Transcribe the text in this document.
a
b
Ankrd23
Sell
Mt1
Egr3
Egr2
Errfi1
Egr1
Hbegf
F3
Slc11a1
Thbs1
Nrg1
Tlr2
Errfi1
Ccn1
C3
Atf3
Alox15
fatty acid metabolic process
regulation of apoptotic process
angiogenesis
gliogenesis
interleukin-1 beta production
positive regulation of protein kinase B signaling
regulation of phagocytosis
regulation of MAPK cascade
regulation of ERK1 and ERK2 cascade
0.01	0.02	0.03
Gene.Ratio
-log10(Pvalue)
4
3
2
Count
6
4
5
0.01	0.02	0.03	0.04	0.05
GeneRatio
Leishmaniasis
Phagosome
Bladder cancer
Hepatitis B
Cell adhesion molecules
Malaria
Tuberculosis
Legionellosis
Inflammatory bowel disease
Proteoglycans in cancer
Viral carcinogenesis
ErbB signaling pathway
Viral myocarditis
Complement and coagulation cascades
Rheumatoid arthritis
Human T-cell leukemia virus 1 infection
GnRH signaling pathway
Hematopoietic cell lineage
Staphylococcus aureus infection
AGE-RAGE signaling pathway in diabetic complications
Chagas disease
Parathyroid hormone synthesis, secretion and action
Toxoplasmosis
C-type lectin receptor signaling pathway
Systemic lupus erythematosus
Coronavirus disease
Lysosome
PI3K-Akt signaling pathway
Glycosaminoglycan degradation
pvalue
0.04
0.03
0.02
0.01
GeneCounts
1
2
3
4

^^^^

PROBLEM REQUIREMENTS >> Among the lines above, return those that contain the string "disease".

TASK RESPONSE >>
Inflammatory bowel disease
Chagas disease
Coronavirus disease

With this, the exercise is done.